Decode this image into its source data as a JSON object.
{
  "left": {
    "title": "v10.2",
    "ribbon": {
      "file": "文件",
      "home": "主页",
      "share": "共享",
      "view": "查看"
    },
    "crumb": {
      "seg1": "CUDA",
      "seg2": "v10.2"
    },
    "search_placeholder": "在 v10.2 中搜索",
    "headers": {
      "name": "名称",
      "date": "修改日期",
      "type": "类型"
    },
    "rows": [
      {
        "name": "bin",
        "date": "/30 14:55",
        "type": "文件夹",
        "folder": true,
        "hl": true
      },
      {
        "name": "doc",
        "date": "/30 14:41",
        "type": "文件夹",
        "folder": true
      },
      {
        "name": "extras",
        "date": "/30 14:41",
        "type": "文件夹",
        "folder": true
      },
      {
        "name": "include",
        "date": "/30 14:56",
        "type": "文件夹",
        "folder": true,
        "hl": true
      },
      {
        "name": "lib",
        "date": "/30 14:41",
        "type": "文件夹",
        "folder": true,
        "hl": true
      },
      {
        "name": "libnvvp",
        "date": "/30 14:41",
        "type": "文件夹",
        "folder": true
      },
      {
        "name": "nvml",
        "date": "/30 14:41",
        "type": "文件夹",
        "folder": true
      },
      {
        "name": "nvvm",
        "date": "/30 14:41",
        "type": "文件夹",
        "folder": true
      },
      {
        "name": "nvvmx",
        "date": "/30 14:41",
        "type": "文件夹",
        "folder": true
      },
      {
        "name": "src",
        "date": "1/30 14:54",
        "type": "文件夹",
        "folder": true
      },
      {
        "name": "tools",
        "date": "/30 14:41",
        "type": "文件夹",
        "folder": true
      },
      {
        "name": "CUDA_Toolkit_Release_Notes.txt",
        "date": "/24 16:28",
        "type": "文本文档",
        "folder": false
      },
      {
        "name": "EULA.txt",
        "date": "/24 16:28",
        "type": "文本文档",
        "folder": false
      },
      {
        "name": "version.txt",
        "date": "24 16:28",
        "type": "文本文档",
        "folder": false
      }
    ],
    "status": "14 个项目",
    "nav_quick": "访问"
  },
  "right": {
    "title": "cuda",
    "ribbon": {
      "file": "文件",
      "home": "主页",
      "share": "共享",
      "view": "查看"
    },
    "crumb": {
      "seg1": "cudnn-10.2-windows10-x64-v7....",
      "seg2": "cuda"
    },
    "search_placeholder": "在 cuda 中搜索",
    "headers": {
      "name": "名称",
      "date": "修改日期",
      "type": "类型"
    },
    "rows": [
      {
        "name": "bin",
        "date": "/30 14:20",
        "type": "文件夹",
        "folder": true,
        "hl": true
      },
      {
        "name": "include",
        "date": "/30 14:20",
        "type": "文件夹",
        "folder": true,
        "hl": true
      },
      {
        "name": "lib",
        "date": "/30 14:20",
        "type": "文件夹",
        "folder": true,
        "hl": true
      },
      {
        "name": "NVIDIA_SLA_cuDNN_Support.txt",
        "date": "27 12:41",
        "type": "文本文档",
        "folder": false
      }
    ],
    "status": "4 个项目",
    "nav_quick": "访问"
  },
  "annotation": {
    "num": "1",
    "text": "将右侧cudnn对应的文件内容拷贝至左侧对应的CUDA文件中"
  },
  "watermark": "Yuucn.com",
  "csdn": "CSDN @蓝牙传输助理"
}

AIM
Exactly reproduce every line of the records.

FINAL RESULT
Decode this image into its source data as a JSON object.
{
  "left": {
    "title": "v10.2",
    "ribbon": {
      "file": "文件",
      "home": "主页",
      "share": "共享",
      "view": "查看"
    },
    "crumb": {
      "seg1": "CUDA",
      "seg2": "v10.2"
    },
    "search_placeholder": "在 v10.2 中搜索",
    "headers": {
      "name": "名称",
      "date": "修改日期",
      "type": "类型"
    },
    "rows": [
      {
        "name": "bin",
        "date": "/30 14:55",
        "type": "文件夹",
        "folder": true,
        "hl": true
      },
      {
        "name": "doc",
        "date": "/30 14:41",
        "type": "文件夹",
        "folder": true
      },
      {
        "name": "extras",
        "date": "/30 14:41",
        "type": "文件夹",
        "folder": true
      },
      {
        "name": "include",
        "date": "/30 14:56",
        "type": "文件夹",
        "folder": true,
        "hl": true
      },
      {
        "name": "lib",
        "date": "/30 14:41",
        "type": "文件夹",
        "folder": true,
        "hl": true
      },
      {
        "name": "libnvvp",
        "date": "/30 14:41",
        "type": "文件夹",
        "folder": true
      },
      {
        "name": "nvml",
        "date": "/30 14:41",
        "type": "文件夹",
        "folder": true
      },
      {
        "name": "nvvm",
        "date": "/30 14:41",
        "type": "文件夹",
        "folder": true
      },
      {
        "name": "nvvmx",
        "date": "/30 14:41",
        "type": "文件夹",
        "folder": true
      },
      {
        "name": "src",
        "date": "1/30 14:54",
        "type": "文件夹",
        "folder": true
      },
      {
        "name": "tools",
        "date": "/30 14:41",
        "type": "文件夹",
        "folder": true
      },
      {
        "name": "CUDA_Toolkit_Release_Notes.txt",
        "date": "/24 16:28",
        "type": "文本文档",
        "folder": false
      },
      {
        "name": "EULA.txt",
        "date": "/24 16:28",
        "type": "文本文档",
        "folder": false
      },
      {
        "name": "version.txt",
        "date": "24 16:28",
        "type": "文本文档",
        "folder": false
      }
    ],
    "status": "14 个项目",
    "nav_quick": "访问"
  },
  "right": {
    "title": "cuda",
    "ribbon": {
      "file": "文件",
      "home": "主页",
      "share": "共享",
      "view": "查看"
    },
    "crumb": {
      "seg1": "cudnn-10.2-windows10-x64-v7....",
      "seg2": "cuda"
    },
    "search_placeholder": "在 cuda 中搜索",
    "headers": {
      "name": "名称",
      "date": "修改日期",
      "type": "类型"
    },
    "rows": [
      {
        "name": "bin",
        "date": "/30 14:20",
        "type": "文件夹",
        "folder": true,
        "hl": true
      },
      {
        "name": "include",
        "date": "/30 14:20",
        "type": "文件夹",
        "folder": true,
        "hl": true
      },
      {
        "name": "lib",
        "date": "/30 14:20",
        "type": "文件夹",
        "folder": true,
        "hl": true
      },
      {
        "name": "NVIDIA_SLA_cuDNN_Support.txt",
        "date": "27 12:41",
        "type": "文本文档",
        "folder": false
      }
    ],
    "status": "4 个项目",
    "nav_quick": "访问"
  },
  "annotation": {
    "num": "1",
    "text": "将右侧cudnn对应的文件内容拷贝至左侧对应的CUDA文件中"
  },
  "watermark": "Yuucn.com",
  "csdn": "CSDN @蓝牙传输助理"
}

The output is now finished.